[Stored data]
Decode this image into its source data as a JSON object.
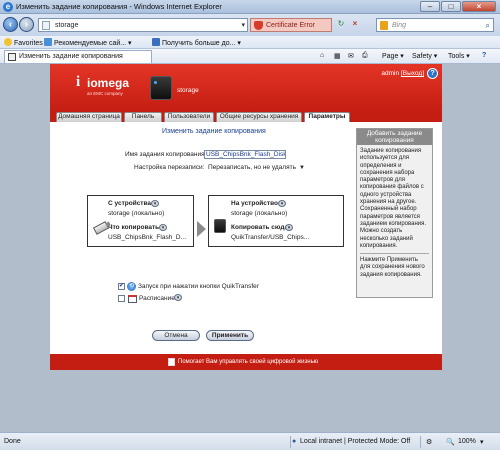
{
  "window": {
    "title": "Изменить задание копирования - Windows Internet Explorer"
  },
  "addressbar": {
    "url": "storage",
    "cert_error": "Certificate Error",
    "search_placeholder": "Bing"
  },
  "favorites_bar": {
    "favorites_label": "Favorites",
    "item1": "Рекомендуемые сай...",
    "item2": "Получить больше до..."
  },
  "command_bar": {
    "tab_title": "Изменить задание копирования",
    "page_menu": "Page ▾",
    "safety_menu": "Safety ▾",
    "tools_menu": "Tools ▾",
    "help_menu": "?"
  },
  "app": {
    "brand": "iomega",
    "brand_sub": "an EMC company",
    "device_name": "storage",
    "user": "admin",
    "logout": "[Выход]",
    "tabs": [
      {
        "label": "Домашняя страница"
      },
      {
        "label": "Панель"
      },
      {
        "label": "Пользователи"
      },
      {
        "label": "Общие ресурсы хранения"
      },
      {
        "label": "Параметры"
      }
    ],
    "form": {
      "title": "Изменить задание копирования",
      "job_name_label": "Имя задания копирования:",
      "job_name_value": "USB_ChipsBnk_Flash_Disk_",
      "overwrite_label": "Настройка перезаписи:",
      "overwrite_value": "Перезаписать, но не удалять",
      "from_device_label": "С устройства:",
      "from_device_value": "storage (локально)",
      "what_copy_label": "Что копировать:",
      "what_copy_value": "USB_ChipsBnk_Flash_D...",
      "to_device_label": "На устройство:",
      "to_device_value": "storage (локально)",
      "copy_to_label": "Копировать сюда:",
      "copy_to_value": "QuikTransfer/USB_Chips...",
      "quiktransfer_label": "Запуск при нажатии кнопки QuikTransfer",
      "quiktransfer_checked": true,
      "schedule_label": "Расписание",
      "schedule_checked": false,
      "cancel_label": "Отмена",
      "apply_label": "Применить"
    },
    "sidebar": {
      "header": "Добавить задание копирования",
      "body": "Задание копирования используется для определения и сохранения набора параметров для копирования файлов с одного устройства хранения на другое. Сохраненный набор параметров является заданием копирования. Можно создать несколько заданий копирования.",
      "hint": "Нажмите Применить для сохранения нового задания копирования."
    },
    "footer": "Помогает Вам управлять своей цифровой жизнью"
  },
  "statusbar": {
    "status": "Done",
    "zone": "Local intranet | Protected Mode: Off",
    "zoom": "100%"
  }
}
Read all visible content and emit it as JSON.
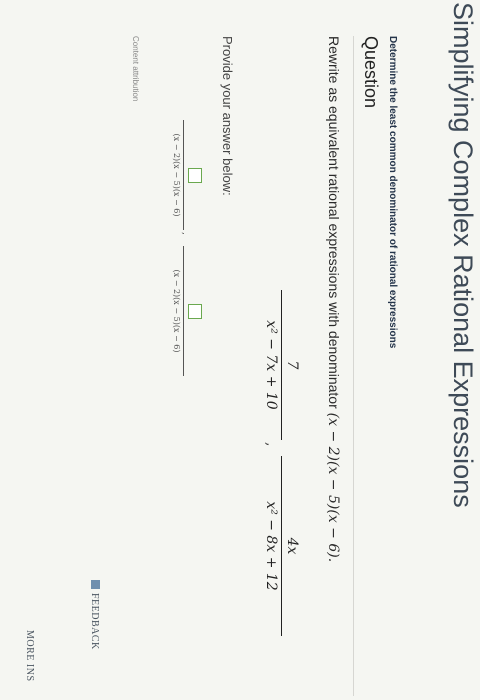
{
  "header": {
    "title": "Simplifying Complex Rational Expressions"
  },
  "question": {
    "subtopic": "Determine the least common denominator of rational expressions",
    "section_label": "Question",
    "prompt_text": "Rewrite as equivalent rational expressions with denominator ",
    "prompt_math": "(x − 2)(x − 5)(x − 6).",
    "fractions": [
      {
        "numerator": "7",
        "denominator": "x² − 7x + 10"
      },
      {
        "numerator": "4x",
        "denominator": "x² − 8x + 12"
      }
    ],
    "separator": ","
  },
  "answer": {
    "prompt": "Provide your answer below:",
    "denominators": [
      "(x − 2)(x − 5)(x − 6)",
      "(x − 2)(x − 5)(x − 6)"
    ],
    "separator": ","
  },
  "footer": {
    "attribution": "Content attribution",
    "feedback": "FEEDBACK",
    "more": "MORE INS"
  },
  "colors": {
    "input_border": "#6aa84f",
    "title": "#3e4a57"
  }
}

Job - Set down nothing but the lines from the one containing "Read all visible content and emit it as JSON." to the final line above, both included, with every picture left out.

Task result -
Read all visible content and emit it as JSON.
{
  "header": {
    "title": "Simplifying Complex Rational Expressions"
  },
  "question": {
    "subtopic": "Determine the least common denominator of rational expressions",
    "section_label": "Question",
    "prompt_text": "Rewrite as equivalent rational expressions with denominator ",
    "prompt_math": "(x − 2)(x − 5)(x − 6).",
    "fractions": [
      {
        "numerator": "7",
        "denominator": "x² − 7x + 10"
      },
      {
        "numerator": "4x",
        "denominator": "x² − 8x + 12"
      }
    ],
    "separator": ","
  },
  "answer": {
    "prompt": "Provide your answer below:",
    "denominators": [
      "(x − 2)(x − 5)(x − 6)",
      "(x − 2)(x − 5)(x − 6)"
    ],
    "separator": ","
  },
  "footer": {
    "attribution": "Content attribution",
    "feedback": "FEEDBACK",
    "more": "MORE INS"
  },
  "colors": {
    "input_border": "#6aa84f",
    "title": "#3e4a57"
  }
}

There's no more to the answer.